*Given text*
-----

Fort Washington is a census-designated place and suburb of Philadelphia in Montgomery County, Pennsylvania, United States. The population was 5,446 at the 2010 census.

Contents

History

the text in this section is copied from an article in Wikipedia

Prior to the Revolutionary War

The Fort Washington area was settled by many German immigrants. One such person was Philip Engard who immigrated in 1728. Engard purchased on what was to be named Susquehanna Road and Fort Washington Avenue. By the mid-18th century the area came to be known as Engardtown, and Fort Washington Avenue was originally called Engardtown Road. The house built by Philip Engard is listed as the "Engard Family Home - 1765" in the Upper Dublin Township Open Space & Environmental Resource Protection Plan - 2005, as part of the Upper Dublin Historical Properties #25. The local high school, Upper Dublin Senior High School, is on Loch Alsh Avenue.

-----

*Material for this exercise*
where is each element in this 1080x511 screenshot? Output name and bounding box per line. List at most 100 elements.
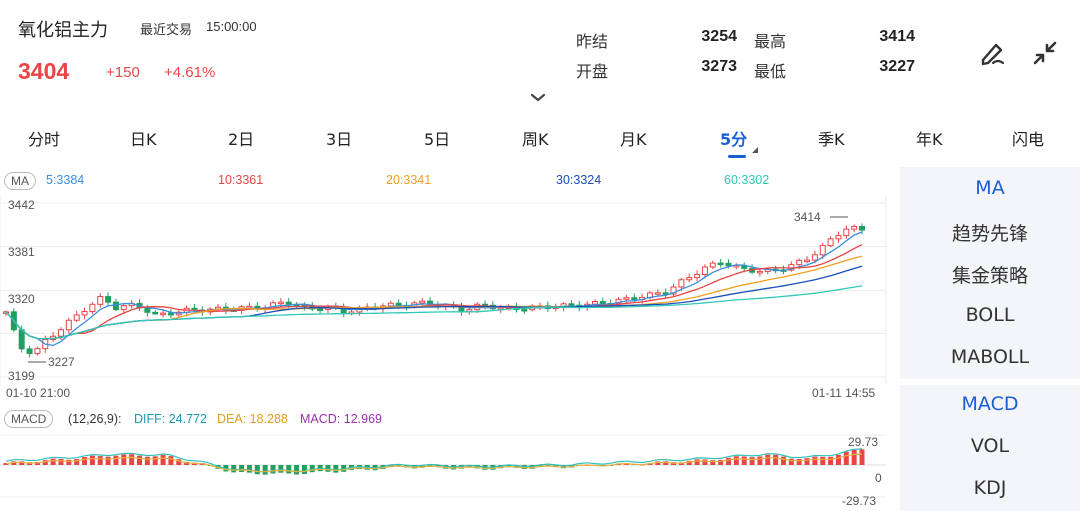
candle-body bbox=[57, 329, 64, 337]
tab-2day[interactable]: 2日 bbox=[228, 130, 255, 149]
price-change-percent: +4.61% bbox=[164, 64, 216, 81]
macd-bar bbox=[749, 457, 755, 465]
y-tick-2: 3381 bbox=[8, 245, 35, 259]
candle-body bbox=[717, 262, 724, 266]
tab-flash[interactable]: 闪电 bbox=[1012, 130, 1045, 149]
macd-bar bbox=[160, 455, 166, 465]
tab-fenshi[interactable]: 分时 bbox=[28, 130, 61, 149]
candle-body bbox=[97, 296, 104, 305]
macd-bar bbox=[820, 456, 826, 465]
indicator-fund-strategy[interactable]: 集金策略 bbox=[951, 265, 1028, 287]
macd-bar bbox=[184, 461, 190, 465]
ma60-value: 60:3302 bbox=[724, 173, 770, 187]
macd-legend: MACD (12,26,9): DIFF: 24.772 DEA: 18.288… bbox=[0, 408, 890, 432]
candle-body bbox=[631, 297, 638, 301]
candle-body bbox=[835, 235, 842, 240]
ma5-line bbox=[5, 231, 863, 347]
candle-body bbox=[285, 301, 292, 305]
macd-bar bbox=[498, 465, 504, 469]
macd-bar bbox=[718, 459, 724, 465]
high-value: 3414 bbox=[879, 28, 915, 45]
candle-body bbox=[395, 302, 402, 306]
macd-indicator-tag[interactable]: MACD bbox=[4, 410, 54, 428]
ma-legend: MA 5:3384 10:3361 20:3341 30:3324 60:330… bbox=[0, 165, 890, 195]
candle-body bbox=[568, 303, 575, 306]
indicator-macd[interactable]: MACD bbox=[961, 393, 1019, 415]
candle-body bbox=[678, 279, 685, 288]
indicator-ma[interactable]: MA bbox=[975, 177, 1005, 199]
macd-bar bbox=[828, 456, 834, 465]
macd-bar bbox=[50, 458, 56, 465]
macd-bar bbox=[341, 465, 347, 472]
candle-body bbox=[662, 292, 669, 295]
indicator-maboll[interactable]: MABOLL bbox=[950, 346, 1030, 368]
tab-quarterly-k[interactable]: 季K bbox=[818, 130, 845, 149]
macd-bar bbox=[11, 461, 17, 465]
tab-monthly-k[interactable]: 月K bbox=[620, 130, 647, 149]
indicator-vol[interactable]: VOL bbox=[970, 435, 1010, 457]
macd-bar bbox=[105, 456, 111, 465]
last-trade-label: 最近交易 bbox=[140, 23, 193, 38]
macd-bar bbox=[859, 449, 865, 465]
macd-svg bbox=[0, 434, 886, 498]
ma-indicator-tag[interactable]: MA bbox=[4, 172, 36, 190]
ma20-line bbox=[5, 255, 863, 340]
last-price: 3404 bbox=[18, 58, 70, 84]
macd-bar bbox=[58, 458, 64, 465]
macd-bar bbox=[168, 456, 174, 465]
tab-5min[interactable]: 5分 bbox=[720, 130, 748, 149]
quote-header: 氧化铝主力 最近交易 15:00:00 3404 +150 +4.61% 昨结 … bbox=[0, 0, 1080, 110]
macd-bar bbox=[82, 457, 88, 465]
tab-daily-k[interactable]: 日K bbox=[130, 130, 157, 149]
macd-bar bbox=[694, 459, 700, 465]
low-label: 最低 bbox=[754, 62, 787, 81]
macd-bar bbox=[333, 465, 339, 473]
candle-body bbox=[167, 312, 174, 316]
indicator-trend-pioneer[interactable]: 趋势先锋 bbox=[951, 223, 1028, 245]
candle-body bbox=[709, 262, 716, 268]
candle-body bbox=[277, 301, 284, 305]
macd-chart[interactable]: 29.73 0 -29.73 bbox=[0, 431, 890, 511]
y-tick-bottom: 3199 bbox=[8, 369, 35, 383]
shrink-icon[interactable] bbox=[1028, 36, 1062, 70]
candle-body bbox=[859, 225, 865, 231]
tab-5day[interactable]: 5日 bbox=[424, 130, 451, 149]
macd-bar bbox=[796, 459, 802, 465]
tab-3day[interactable]: 3日 bbox=[326, 130, 353, 149]
candle-body bbox=[81, 311, 88, 316]
tab-weekly-k[interactable]: 周K bbox=[522, 130, 549, 149]
chevron-down-icon[interactable] bbox=[530, 88, 546, 102]
candle-body bbox=[654, 292, 661, 295]
candle-body bbox=[152, 311, 159, 315]
macd-bar bbox=[773, 454, 779, 465]
macd-y-top: 29.73 bbox=[848, 435, 879, 449]
macd-bar bbox=[74, 459, 80, 465]
macd-dea-line bbox=[5, 453, 863, 473]
candle-body bbox=[827, 238, 834, 247]
macd-bar bbox=[301, 465, 307, 474]
macd-bar bbox=[270, 465, 276, 474]
macd-bar bbox=[663, 461, 669, 465]
y-tick-top: 3442 bbox=[8, 198, 35, 212]
candle-body bbox=[819, 245, 826, 256]
kline-chart[interactable]: 3442 3381 3320 3199 3414 3227 bbox=[0, 195, 890, 385]
candle-body bbox=[419, 300, 426, 304]
chart-area: MA 5:3384 10:3361 20:3341 30:3324 60:330… bbox=[0, 165, 890, 511]
high-label: 最高 bbox=[754, 32, 787, 51]
y-tick-3: 3320 bbox=[8, 292, 35, 306]
macd-bar bbox=[411, 465, 417, 469]
indicator-kdj[interactable]: KDJ bbox=[973, 477, 1007, 499]
candle-body bbox=[686, 277, 693, 281]
indicator-boll[interactable]: BOLL bbox=[965, 304, 1015, 326]
macd-bar bbox=[19, 461, 25, 465]
macd-bar bbox=[137, 455, 143, 465]
macd-bar bbox=[655, 461, 661, 465]
tab-yearly-k[interactable]: 年K bbox=[916, 130, 943, 149]
tab-dropdown-indicator[interactable] bbox=[752, 147, 758, 153]
macd-bar bbox=[286, 465, 292, 474]
candle-body bbox=[160, 312, 167, 316]
macd-bar bbox=[121, 454, 127, 465]
macd-diff-line bbox=[5, 448, 863, 473]
draw-pen-icon[interactable] bbox=[976, 36, 1010, 70]
ma5-value: 5:3384 bbox=[46, 173, 85, 187]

-----

*Problems and tasks*
- A) Copy the entries starting at the line that contains "candle-body bbox=[57, 329, 64, 337]" and ending at the line that contains "macd-bar bbox=[58, 458, 64, 465]", including both of those lines.
- B) Continue the Fort Washington text from its last sentence.

*Responses per task*
- A)
candle-body bbox=[57, 329, 64, 337]
tab-2day[interactable]: 2日 bbox=[228, 130, 255, 149]
price-change-percent: +4.61% bbox=[164, 64, 216, 81]
macd-bar bbox=[749, 457, 755, 465]
y-tick-2: 3381 bbox=[8, 245, 35, 259]
candle-body bbox=[717, 262, 724, 266]
tab-flash[interactable]: 闪电 bbox=[1012, 130, 1045, 149]
macd-bar bbox=[160, 455, 166, 465]
tab-fenshi[interactable]: 分时 bbox=[28, 130, 61, 149]
candle-body bbox=[97, 296, 104, 305]
macd-bar bbox=[820, 456, 826, 465]
indicator-fund-strategy[interactable]: 集金策略 bbox=[951, 265, 1028, 287]
macd-bar bbox=[184, 461, 190, 465]
ma60-value: 60:3302 bbox=[724, 173, 770, 187]
macd-legend: MACD (12,26,9): DIFF: 24.772 DEA: 18.288… bbox=[0, 408, 890, 432]
candle-body bbox=[631, 297, 638, 301]
candle-body bbox=[835, 235, 842, 240]
ma5-line bbox=[5, 231, 863, 347]
candle-body bbox=[285, 301, 292, 305]
macd-bar bbox=[498, 465, 504, 469]
macd-bar bbox=[718, 459, 724, 465]
high-value: 3414 bbox=[879, 28, 915, 45]
candle-body bbox=[395, 302, 402, 306]
macd-indicator-tag[interactable]: MACD bbox=[4, 410, 54, 428]
ma-legend: MA 5:3384 10:3361 20:3341 30:3324 60:330… bbox=[0, 165, 890, 195]
candle-body bbox=[568, 303, 575, 306]
indicator-macd[interactable]: MACD bbox=[961, 393, 1019, 415]
candle-body bbox=[678, 279, 685, 288]
indicator-ma[interactable]: MA bbox=[975, 177, 1005, 199]
macd-bar bbox=[828, 456, 834, 465]
macd-bar bbox=[50, 458, 56, 465]
macd-bar bbox=[341, 465, 347, 472]
candle-body bbox=[662, 292, 669, 295]
indicator-maboll[interactable]: MABOLL bbox=[950, 346, 1030, 368]
tab-quarterly-k[interactable]: 季K bbox=[818, 130, 845, 149]
macd-bar bbox=[11, 461, 17, 465]
tab-monthly-k[interactable]: 月K bbox=[620, 130, 647, 149]
indicator-vol[interactable]: VOL bbox=[970, 435, 1010, 457]
macd-bar bbox=[105, 456, 111, 465]
last-trade-label: 最近交易 bbox=[140, 23, 193, 38]
macd-bar bbox=[859, 449, 865, 465]
macd-svg bbox=[0, 434, 886, 498]
ma-indicator-tag[interactable]: MA bbox=[4, 172, 36, 190]
ma20-line bbox=[5, 255, 863, 340]
last-price: 3404 bbox=[18, 58, 70, 84]
macd-bar bbox=[58, 458, 64, 465]

- B)
American Revolutionary War

During the Philadelphia campaign of the American Revolutionary War, George Washington and the Continental Army were encamped here after their October 4, 1777 defeat at the Battle of Germantown, and immediately prior to their march to Valley Forge. From December 5–8, 1777, the Battle of White Marsh was fought here between British and American forces. Throughout the encampment, Washington was headquartered at the Emlen House, built by Quaker George Emlen in 1745. British commander General William Howe observed the American lines from the bell tower of St. Thomas' Episcopal Church (at Bethlehem Pike and Camp Hill Road), site of the British encampment on December 5. Today, Fort Washington State Park contains the area in which the primary American defenses were situated.

Great Train Wreck of 1856

On July 17, 1856, Fort Washington was the site of one of the worst train accidents in the United States when two North Pennsylvania Railroad trains collided with one another near the Sandy Run station (later renamed to Camp Hill, now the defunct Fellwick Station). The exact number of deaths is uncertain, but 59 were killed instantly and dozens more perished from their injuries. Many of the dead were children from St. Michael's Roman Catholic Church from the Kensington section of Philadelphia, who were traveling to Sheaff's Woods, a park in the Fort Washington area, for a Sunday school picnic.

Incorporation into Upper Dublin Township

On January 1, 1946, the Township of Upper Dublin was created, and in doing so, encompassed Fort Washington along with nine other communities. Parts of Fort Washington were also incorporated into Whitemarsh Township.